Among the lines below, count those containing the word "gldrv". Give the number only.

======

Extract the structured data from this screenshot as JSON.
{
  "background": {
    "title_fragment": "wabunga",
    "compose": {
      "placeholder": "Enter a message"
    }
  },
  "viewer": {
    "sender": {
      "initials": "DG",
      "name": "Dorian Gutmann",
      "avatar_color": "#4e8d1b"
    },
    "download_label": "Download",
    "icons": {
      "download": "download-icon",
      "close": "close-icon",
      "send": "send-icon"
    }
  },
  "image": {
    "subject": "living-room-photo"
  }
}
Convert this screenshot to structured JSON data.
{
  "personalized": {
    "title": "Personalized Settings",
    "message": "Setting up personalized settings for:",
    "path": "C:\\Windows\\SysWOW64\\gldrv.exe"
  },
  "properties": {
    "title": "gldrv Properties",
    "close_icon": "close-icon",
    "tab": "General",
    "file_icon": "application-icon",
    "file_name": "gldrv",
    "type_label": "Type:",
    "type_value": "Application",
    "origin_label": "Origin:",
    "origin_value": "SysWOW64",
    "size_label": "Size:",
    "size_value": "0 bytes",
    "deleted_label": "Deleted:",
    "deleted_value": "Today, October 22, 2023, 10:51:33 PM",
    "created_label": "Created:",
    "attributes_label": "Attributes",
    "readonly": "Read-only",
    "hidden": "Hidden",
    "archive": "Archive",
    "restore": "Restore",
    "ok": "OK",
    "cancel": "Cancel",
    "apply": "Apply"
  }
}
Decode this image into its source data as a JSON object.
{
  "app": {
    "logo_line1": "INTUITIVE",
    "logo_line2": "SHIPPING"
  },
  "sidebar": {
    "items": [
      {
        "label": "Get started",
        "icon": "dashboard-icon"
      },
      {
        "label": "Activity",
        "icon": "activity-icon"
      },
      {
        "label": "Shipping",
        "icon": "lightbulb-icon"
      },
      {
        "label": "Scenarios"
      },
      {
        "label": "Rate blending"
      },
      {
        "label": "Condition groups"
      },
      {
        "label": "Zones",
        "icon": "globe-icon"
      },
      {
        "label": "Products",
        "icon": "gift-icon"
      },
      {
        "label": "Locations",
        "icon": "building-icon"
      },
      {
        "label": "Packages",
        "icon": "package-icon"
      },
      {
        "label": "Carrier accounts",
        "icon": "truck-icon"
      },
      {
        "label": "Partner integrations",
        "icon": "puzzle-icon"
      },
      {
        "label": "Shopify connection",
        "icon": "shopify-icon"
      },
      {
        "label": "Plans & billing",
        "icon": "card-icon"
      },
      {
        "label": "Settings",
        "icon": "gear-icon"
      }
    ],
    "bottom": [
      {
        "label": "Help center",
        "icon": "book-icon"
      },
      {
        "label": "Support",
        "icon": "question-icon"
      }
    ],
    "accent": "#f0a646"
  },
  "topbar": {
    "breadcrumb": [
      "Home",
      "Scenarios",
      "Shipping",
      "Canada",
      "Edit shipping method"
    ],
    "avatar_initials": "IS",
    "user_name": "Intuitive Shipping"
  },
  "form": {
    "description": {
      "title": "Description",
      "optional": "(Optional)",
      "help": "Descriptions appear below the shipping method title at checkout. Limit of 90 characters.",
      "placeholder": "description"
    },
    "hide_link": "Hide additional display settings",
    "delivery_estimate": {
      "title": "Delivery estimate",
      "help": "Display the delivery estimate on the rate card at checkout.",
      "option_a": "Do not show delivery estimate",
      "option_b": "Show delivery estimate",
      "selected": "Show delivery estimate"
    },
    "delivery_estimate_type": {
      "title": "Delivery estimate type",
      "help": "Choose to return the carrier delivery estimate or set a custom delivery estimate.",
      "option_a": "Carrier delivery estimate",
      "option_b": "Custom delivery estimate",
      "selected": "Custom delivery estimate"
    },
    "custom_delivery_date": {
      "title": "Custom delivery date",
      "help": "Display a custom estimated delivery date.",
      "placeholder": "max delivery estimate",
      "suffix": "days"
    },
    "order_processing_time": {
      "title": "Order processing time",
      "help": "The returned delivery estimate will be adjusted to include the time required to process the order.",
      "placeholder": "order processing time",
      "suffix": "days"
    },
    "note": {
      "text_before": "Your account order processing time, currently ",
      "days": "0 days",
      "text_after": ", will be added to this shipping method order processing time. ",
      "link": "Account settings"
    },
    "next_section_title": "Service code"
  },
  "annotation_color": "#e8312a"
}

======

SOLVED EXERCISE: 3